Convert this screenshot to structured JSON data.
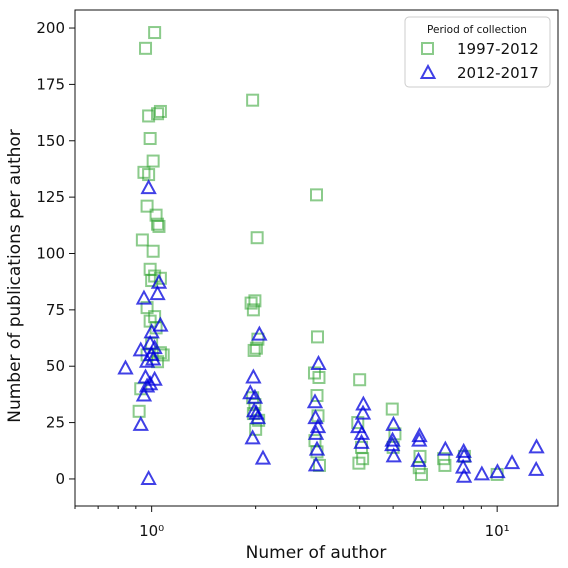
{
  "chart_data": {
    "type": "scatter",
    "xlabel": "Numer of author",
    "ylabel": "Number of publications per author",
    "xscale": "log",
    "xlim": [
      0.6,
      15
    ],
    "ylim": [
      -12,
      208
    ],
    "yticks": [
      0,
      25,
      50,
      75,
      100,
      125,
      150,
      175,
      200
    ],
    "xticks": [
      {
        "value": 1,
        "label": "10⁰"
      },
      {
        "value": 10,
        "label": "10¹"
      }
    ],
    "grid": false,
    "legend": {
      "title": "Period of collection",
      "placement": "top-right"
    },
    "series": [
      {
        "name": "1997-2012",
        "marker": "square",
        "color": "#2ca02c",
        "points": [
          [
            0.96,
            191
          ],
          [
            1.02,
            198
          ],
          [
            0.98,
            161
          ],
          [
            1.04,
            162
          ],
          [
            0.99,
            151
          ],
          [
            1.06,
            163
          ],
          [
            0.95,
            136
          ],
          [
            0.98,
            135
          ],
          [
            1.01,
            141
          ],
          [
            0.97,
            121
          ],
          [
            1.03,
            117
          ],
          [
            1.04,
            113
          ],
          [
            1.05,
            112
          ],
          [
            0.94,
            106
          ],
          [
            1.01,
            101
          ],
          [
            0.99,
            93
          ],
          [
            1.02,
            90
          ],
          [
            1.06,
            89
          ],
          [
            1.0,
            88
          ],
          [
            0.97,
            76
          ],
          [
            1.02,
            72
          ],
          [
            0.99,
            70
          ],
          [
            1.03,
            67
          ],
          [
            1.08,
            55
          ],
          [
            1.06,
            56
          ],
          [
            1.0,
            60
          ],
          [
            1.04,
            52
          ],
          [
            0.97,
            55
          ],
          [
            0.93,
            40
          ],
          [
            0.92,
            30
          ],
          [
            1.96,
            168
          ],
          [
            2.02,
            107
          ],
          [
            1.94,
            78
          ],
          [
            1.99,
            79
          ],
          [
            1.97,
            75
          ],
          [
            2.03,
            62
          ],
          [
            1.98,
            57
          ],
          [
            2.01,
            58
          ],
          [
            1.96,
            36
          ],
          [
            1.99,
            33
          ],
          [
            1.97,
            29
          ],
          [
            2.0,
            22
          ],
          [
            2.04,
            26
          ],
          [
            3.0,
            126
          ],
          [
            3.02,
            63
          ],
          [
            2.96,
            47
          ],
          [
            3.05,
            45
          ],
          [
            3.01,
            37
          ],
          [
            3.03,
            28
          ],
          [
            2.97,
            17
          ],
          [
            3.01,
            12
          ],
          [
            3.06,
            6
          ],
          [
            4.0,
            44
          ],
          [
            3.95,
            25
          ],
          [
            4.05,
            14
          ],
          [
            3.98,
            7
          ],
          [
            4.08,
            9
          ],
          [
            4.97,
            31
          ],
          [
            5.06,
            20
          ],
          [
            5.0,
            14
          ],
          [
            5.95,
            5
          ],
          [
            6.04,
            2
          ],
          [
            5.98,
            10
          ],
          [
            7.0,
            9
          ],
          [
            7.06,
            6
          ],
          [
            8.04,
            10
          ],
          [
            10.0,
            2
          ]
        ]
      },
      {
        "name": "2012-2017",
        "marker": "triangle",
        "color": "#0000dd",
        "points": [
          [
            0.98,
            129
          ],
          [
            0.95,
            80
          ],
          [
            1.04,
            82
          ],
          [
            1.05,
            87
          ],
          [
            1.06,
            68
          ],
          [
            1.0,
            65
          ],
          [
            0.99,
            60
          ],
          [
            1.02,
            58
          ],
          [
            0.93,
            57
          ],
          [
            0.97,
            52
          ],
          [
            1.01,
            53
          ],
          [
            0.84,
            49
          ],
          [
            0.96,
            45
          ],
          [
            0.99,
            42
          ],
          [
            1.02,
            44
          ],
          [
            0.97,
            41
          ],
          [
            0.95,
            37
          ],
          [
            0.93,
            24
          ],
          [
            0.98,
            0
          ],
          [
            1.0,
            55
          ],
          [
            2.05,
            64
          ],
          [
            1.97,
            45
          ],
          [
            1.93,
            38
          ],
          [
            1.99,
            36
          ],
          [
            1.98,
            30
          ],
          [
            2.01,
            29
          ],
          [
            2.03,
            27
          ],
          [
            1.96,
            18
          ],
          [
            2.1,
            9
          ],
          [
            3.04,
            51
          ],
          [
            2.97,
            34
          ],
          [
            2.98,
            27
          ],
          [
            3.03,
            23
          ],
          [
            2.99,
            20
          ],
          [
            3.01,
            13
          ],
          [
            2.99,
            6
          ],
          [
            4.1,
            33
          ],
          [
            4.09,
            29
          ],
          [
            3.96,
            23
          ],
          [
            4.06,
            20
          ],
          [
            4.05,
            16
          ],
          [
            5.01,
            24
          ],
          [
            4.98,
            17
          ],
          [
            4.97,
            15
          ],
          [
            5.02,
            10
          ],
          [
            5.96,
            19
          ],
          [
            5.95,
            17
          ],
          [
            5.92,
            8
          ],
          [
            7.08,
            13
          ],
          [
            8.0,
            12
          ],
          [
            8.02,
            10
          ],
          [
            7.97,
            5
          ],
          [
            8.02,
            1
          ],
          [
            9.03,
            2
          ],
          [
            10.02,
            3
          ],
          [
            11.04,
            7
          ],
          [
            13.0,
            14
          ],
          [
            12.97,
            4
          ]
        ]
      }
    ]
  }
}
------------
### EXERCISE GOAL
Repeat each entry exactly as it appears; skip any picture.

### COMPLETE RESPONSE
Convert this screenshot to structured JSON data.
{
  "chart_data": {
    "type": "scatter",
    "xlabel": "Numer of author",
    "ylabel": "Number of publications per author",
    "xscale": "log",
    "xlim": [
      0.6,
      15
    ],
    "ylim": [
      -12,
      208
    ],
    "yticks": [
      0,
      25,
      50,
      75,
      100,
      125,
      150,
      175,
      200
    ],
    "xticks": [
      {
        "value": 1,
        "label": "10⁰"
      },
      {
        "value": 10,
        "label": "10¹"
      }
    ],
    "grid": false,
    "legend": {
      "title": "Period of collection",
      "placement": "top-right"
    },
    "series": [
      {
        "name": "1997-2012",
        "marker": "square",
        "color": "#2ca02c",
        "points": [
          [
            0.96,
            191
          ],
          [
            1.02,
            198
          ],
          [
            0.98,
            161
          ],
          [
            1.04,
            162
          ],
          [
            0.99,
            151
          ],
          [
            1.06,
            163
          ],
          [
            0.95,
            136
          ],
          [
            0.98,
            135
          ],
          [
            1.01,
            141
          ],
          [
            0.97,
            121
          ],
          [
            1.03,
            117
          ],
          [
            1.04,
            113
          ],
          [
            1.05,
            112
          ],
          [
            0.94,
            106
          ],
          [
            1.01,
            101
          ],
          [
            0.99,
            93
          ],
          [
            1.02,
            90
          ],
          [
            1.06,
            89
          ],
          [
            1.0,
            88
          ],
          [
            0.97,
            76
          ],
          [
            1.02,
            72
          ],
          [
            0.99,
            70
          ],
          [
            1.03,
            67
          ],
          [
            1.08,
            55
          ],
          [
            1.06,
            56
          ],
          [
            1.0,
            60
          ],
          [
            1.04,
            52
          ],
          [
            0.97,
            55
          ],
          [
            0.93,
            40
          ],
          [
            0.92,
            30
          ],
          [
            1.96,
            168
          ],
          [
            2.02,
            107
          ],
          [
            1.94,
            78
          ],
          [
            1.99,
            79
          ],
          [
            1.97,
            75
          ],
          [
            2.03,
            62
          ],
          [
            1.98,
            57
          ],
          [
            2.01,
            58
          ],
          [
            1.96,
            36
          ],
          [
            1.99,
            33
          ],
          [
            1.97,
            29
          ],
          [
            2.0,
            22
          ],
          [
            2.04,
            26
          ],
          [
            3.0,
            126
          ],
          [
            3.02,
            63
          ],
          [
            2.96,
            47
          ],
          [
            3.05,
            45
          ],
          [
            3.01,
            37
          ],
          [
            3.03,
            28
          ],
          [
            2.97,
            17
          ],
          [
            3.01,
            12
          ],
          [
            3.06,
            6
          ],
          [
            4.0,
            44
          ],
          [
            3.95,
            25
          ],
          [
            4.05,
            14
          ],
          [
            3.98,
            7
          ],
          [
            4.08,
            9
          ],
          [
            4.97,
            31
          ],
          [
            5.06,
            20
          ],
          [
            5.0,
            14
          ],
          [
            5.95,
            5
          ],
          [
            6.04,
            2
          ],
          [
            5.98,
            10
          ],
          [
            7.0,
            9
          ],
          [
            7.06,
            6
          ],
          [
            8.04,
            10
          ],
          [
            10.0,
            2
          ]
        ]
      },
      {
        "name": "2012-2017",
        "marker": "triangle",
        "color": "#0000dd",
        "points": [
          [
            0.98,
            129
          ],
          [
            0.95,
            80
          ],
          [
            1.04,
            82
          ],
          [
            1.05,
            87
          ],
          [
            1.06,
            68
          ],
          [
            1.0,
            65
          ],
          [
            0.99,
            60
          ],
          [
            1.02,
            58
          ],
          [
            0.93,
            57
          ],
          [
            0.97,
            52
          ],
          [
            1.01,
            53
          ],
          [
            0.84,
            49
          ],
          [
            0.96,
            45
          ],
          [
            0.99,
            42
          ],
          [
            1.02,
            44
          ],
          [
            0.97,
            41
          ],
          [
            0.95,
            37
          ],
          [
            0.93,
            24
          ],
          [
            0.98,
            0
          ],
          [
            1.0,
            55
          ],
          [
            2.05,
            64
          ],
          [
            1.97,
            45
          ],
          [
            1.93,
            38
          ],
          [
            1.99,
            36
          ],
          [
            1.98,
            30
          ],
          [
            2.01,
            29
          ],
          [
            2.03,
            27
          ],
          [
            1.96,
            18
          ],
          [
            2.1,
            9
          ],
          [
            3.04,
            51
          ],
          [
            2.97,
            34
          ],
          [
            2.98,
            27
          ],
          [
            3.03,
            23
          ],
          [
            2.99,
            20
          ],
          [
            3.01,
            13
          ],
          [
            2.99,
            6
          ],
          [
            4.1,
            33
          ],
          [
            4.09,
            29
          ],
          [
            3.96,
            23
          ],
          [
            4.06,
            20
          ],
          [
            4.05,
            16
          ],
          [
            5.01,
            24
          ],
          [
            4.98,
            17
          ],
          [
            4.97,
            15
          ],
          [
            5.02,
            10
          ],
          [
            5.96,
            19
          ],
          [
            5.95,
            17
          ],
          [
            5.92,
            8
          ],
          [
            7.08,
            13
          ],
          [
            8.0,
            12
          ],
          [
            8.02,
            10
          ],
          [
            7.97,
            5
          ],
          [
            8.02,
            1
          ],
          [
            9.03,
            2
          ],
          [
            10.02,
            3
          ],
          [
            11.04,
            7
          ],
          [
            13.0,
            14
          ],
          [
            12.97,
            4
          ]
        ]
      }
    ]
  }
}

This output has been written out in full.